WORK TASK: Return all lines from the listing below in which "methodology" appears.

DATA PROVIDED:
BEGIN

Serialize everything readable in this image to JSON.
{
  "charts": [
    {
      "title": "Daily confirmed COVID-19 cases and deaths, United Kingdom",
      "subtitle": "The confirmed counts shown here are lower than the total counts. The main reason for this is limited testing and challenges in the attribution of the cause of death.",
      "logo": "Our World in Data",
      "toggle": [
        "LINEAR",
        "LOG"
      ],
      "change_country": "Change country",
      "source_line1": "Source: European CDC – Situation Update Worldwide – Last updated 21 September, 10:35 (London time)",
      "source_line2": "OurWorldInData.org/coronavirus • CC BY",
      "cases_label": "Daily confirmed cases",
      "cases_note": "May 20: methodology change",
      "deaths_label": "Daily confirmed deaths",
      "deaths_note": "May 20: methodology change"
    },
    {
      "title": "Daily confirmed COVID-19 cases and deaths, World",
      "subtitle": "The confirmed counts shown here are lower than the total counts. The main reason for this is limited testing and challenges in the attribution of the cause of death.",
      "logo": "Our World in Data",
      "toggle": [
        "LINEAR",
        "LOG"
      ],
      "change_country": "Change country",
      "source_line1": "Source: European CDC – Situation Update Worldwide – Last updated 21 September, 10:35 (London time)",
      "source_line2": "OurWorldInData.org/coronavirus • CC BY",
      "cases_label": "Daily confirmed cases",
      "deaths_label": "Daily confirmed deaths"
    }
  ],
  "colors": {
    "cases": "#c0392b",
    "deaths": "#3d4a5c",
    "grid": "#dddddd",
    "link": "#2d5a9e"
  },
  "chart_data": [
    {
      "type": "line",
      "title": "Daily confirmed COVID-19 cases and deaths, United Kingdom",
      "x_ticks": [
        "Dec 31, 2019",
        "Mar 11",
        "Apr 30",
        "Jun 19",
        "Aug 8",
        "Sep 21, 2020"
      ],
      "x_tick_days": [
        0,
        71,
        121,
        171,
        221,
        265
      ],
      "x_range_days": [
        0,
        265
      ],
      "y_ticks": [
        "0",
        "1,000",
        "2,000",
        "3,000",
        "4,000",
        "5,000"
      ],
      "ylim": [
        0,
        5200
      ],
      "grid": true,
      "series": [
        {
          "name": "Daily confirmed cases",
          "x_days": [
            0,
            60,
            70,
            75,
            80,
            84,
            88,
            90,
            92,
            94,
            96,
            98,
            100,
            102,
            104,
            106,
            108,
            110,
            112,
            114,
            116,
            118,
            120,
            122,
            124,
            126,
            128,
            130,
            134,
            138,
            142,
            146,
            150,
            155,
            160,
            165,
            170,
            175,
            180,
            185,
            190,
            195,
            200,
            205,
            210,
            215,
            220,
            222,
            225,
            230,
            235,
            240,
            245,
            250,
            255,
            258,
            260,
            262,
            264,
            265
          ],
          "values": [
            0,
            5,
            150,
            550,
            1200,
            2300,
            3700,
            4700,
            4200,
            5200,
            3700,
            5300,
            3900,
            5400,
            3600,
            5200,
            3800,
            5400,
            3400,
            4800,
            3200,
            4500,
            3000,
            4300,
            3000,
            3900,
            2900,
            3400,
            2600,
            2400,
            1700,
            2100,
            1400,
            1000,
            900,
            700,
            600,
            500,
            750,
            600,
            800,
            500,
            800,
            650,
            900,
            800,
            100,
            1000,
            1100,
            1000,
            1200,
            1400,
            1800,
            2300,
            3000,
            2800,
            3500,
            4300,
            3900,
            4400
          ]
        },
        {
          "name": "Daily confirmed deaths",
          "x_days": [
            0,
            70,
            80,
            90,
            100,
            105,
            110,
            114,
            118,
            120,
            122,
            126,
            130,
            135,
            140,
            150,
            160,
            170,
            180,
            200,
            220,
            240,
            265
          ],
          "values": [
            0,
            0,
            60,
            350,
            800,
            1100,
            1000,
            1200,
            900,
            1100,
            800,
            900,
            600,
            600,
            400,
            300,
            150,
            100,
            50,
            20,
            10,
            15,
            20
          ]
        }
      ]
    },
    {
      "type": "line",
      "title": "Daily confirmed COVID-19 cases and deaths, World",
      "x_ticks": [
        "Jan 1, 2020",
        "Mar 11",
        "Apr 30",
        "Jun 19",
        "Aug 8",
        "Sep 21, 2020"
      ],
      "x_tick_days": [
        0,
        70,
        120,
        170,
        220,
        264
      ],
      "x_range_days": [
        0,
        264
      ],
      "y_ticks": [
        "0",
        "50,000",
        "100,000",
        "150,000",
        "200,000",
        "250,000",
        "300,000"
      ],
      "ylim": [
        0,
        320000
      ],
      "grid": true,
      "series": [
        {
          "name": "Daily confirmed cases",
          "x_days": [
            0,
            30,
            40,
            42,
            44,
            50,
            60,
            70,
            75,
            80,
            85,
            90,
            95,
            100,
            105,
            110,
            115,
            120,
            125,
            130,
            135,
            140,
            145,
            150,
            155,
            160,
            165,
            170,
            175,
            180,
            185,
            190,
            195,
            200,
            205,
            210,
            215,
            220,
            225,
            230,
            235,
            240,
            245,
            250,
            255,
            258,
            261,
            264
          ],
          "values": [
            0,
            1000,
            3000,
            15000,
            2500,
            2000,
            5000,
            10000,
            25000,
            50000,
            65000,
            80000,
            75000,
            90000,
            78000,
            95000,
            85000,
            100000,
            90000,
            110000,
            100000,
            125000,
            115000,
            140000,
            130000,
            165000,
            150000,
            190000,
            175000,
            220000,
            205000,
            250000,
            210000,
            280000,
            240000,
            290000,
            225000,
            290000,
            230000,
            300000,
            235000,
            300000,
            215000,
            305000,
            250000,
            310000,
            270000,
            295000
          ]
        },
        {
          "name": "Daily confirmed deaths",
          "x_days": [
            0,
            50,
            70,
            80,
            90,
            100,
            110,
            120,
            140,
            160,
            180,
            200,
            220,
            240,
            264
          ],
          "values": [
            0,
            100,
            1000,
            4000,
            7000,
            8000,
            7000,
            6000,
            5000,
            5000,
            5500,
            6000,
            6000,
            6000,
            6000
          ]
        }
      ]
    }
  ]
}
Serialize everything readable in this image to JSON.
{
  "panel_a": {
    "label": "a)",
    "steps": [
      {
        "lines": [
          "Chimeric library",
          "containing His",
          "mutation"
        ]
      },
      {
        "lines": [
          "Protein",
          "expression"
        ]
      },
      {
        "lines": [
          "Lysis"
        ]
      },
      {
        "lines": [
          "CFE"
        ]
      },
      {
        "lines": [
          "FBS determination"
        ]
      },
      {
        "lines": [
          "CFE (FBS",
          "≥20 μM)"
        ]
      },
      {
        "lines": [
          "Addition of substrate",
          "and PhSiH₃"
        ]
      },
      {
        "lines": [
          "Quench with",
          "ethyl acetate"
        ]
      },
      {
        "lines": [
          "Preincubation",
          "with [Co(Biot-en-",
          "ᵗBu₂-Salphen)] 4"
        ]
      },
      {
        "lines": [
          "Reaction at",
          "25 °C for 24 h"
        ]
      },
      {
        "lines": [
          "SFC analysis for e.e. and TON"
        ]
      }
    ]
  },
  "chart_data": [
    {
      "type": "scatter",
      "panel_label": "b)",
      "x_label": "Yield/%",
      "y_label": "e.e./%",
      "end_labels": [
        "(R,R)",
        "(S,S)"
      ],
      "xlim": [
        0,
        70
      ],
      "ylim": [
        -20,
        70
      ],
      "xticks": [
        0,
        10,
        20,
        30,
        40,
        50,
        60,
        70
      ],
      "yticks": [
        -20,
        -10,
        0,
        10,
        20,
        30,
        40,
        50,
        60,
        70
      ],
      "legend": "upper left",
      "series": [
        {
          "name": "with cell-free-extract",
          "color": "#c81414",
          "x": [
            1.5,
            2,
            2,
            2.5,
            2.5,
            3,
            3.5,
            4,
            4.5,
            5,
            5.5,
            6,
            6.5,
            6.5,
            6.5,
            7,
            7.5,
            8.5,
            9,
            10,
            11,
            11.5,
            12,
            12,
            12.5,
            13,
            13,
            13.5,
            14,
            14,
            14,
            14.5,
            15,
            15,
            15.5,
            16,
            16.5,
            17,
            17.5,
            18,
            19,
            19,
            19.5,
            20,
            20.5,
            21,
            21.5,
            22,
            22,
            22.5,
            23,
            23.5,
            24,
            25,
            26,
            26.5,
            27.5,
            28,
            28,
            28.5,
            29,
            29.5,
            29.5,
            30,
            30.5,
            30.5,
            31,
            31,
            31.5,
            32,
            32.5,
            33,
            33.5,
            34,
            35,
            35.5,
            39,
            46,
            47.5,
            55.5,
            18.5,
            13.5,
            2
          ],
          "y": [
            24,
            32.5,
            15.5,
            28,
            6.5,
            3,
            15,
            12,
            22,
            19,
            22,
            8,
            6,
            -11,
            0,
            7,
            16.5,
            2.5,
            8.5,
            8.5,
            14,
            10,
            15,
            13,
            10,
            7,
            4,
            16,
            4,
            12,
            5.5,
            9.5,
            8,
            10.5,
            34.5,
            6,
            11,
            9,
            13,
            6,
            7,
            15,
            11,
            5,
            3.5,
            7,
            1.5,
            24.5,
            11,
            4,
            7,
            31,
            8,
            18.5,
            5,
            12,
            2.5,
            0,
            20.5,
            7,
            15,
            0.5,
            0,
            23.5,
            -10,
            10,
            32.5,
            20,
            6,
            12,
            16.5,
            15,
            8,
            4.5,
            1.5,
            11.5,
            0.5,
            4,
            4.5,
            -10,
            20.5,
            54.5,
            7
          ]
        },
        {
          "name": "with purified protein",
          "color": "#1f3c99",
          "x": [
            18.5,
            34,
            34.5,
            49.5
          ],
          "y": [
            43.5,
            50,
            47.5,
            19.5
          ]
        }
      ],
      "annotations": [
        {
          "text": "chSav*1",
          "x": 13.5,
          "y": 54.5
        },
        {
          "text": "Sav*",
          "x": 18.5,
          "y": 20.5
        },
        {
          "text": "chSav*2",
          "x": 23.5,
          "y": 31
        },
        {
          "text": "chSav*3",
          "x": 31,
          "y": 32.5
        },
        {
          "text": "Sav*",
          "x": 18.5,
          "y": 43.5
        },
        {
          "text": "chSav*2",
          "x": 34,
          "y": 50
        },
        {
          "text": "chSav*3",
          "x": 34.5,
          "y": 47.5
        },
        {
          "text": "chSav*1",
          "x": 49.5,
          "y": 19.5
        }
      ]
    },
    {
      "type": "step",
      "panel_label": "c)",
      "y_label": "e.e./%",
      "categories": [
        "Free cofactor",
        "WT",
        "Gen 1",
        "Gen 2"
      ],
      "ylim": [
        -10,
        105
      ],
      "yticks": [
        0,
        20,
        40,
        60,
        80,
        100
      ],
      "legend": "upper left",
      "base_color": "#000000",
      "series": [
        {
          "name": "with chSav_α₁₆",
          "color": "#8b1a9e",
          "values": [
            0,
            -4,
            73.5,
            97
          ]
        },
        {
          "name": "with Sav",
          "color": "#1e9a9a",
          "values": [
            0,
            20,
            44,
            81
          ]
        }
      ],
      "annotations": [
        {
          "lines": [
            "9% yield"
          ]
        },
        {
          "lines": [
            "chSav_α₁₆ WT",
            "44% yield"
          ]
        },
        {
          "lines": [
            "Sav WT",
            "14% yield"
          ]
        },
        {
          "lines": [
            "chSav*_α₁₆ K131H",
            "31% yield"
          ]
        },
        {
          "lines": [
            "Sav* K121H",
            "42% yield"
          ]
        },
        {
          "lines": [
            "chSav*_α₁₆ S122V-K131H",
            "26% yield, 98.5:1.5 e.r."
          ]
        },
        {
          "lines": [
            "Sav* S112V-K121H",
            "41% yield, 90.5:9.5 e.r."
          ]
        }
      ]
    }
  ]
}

END

REPLY:
      "cases_note": "May 20: methodology change",
      "deaths_note": "May 20: methodology change"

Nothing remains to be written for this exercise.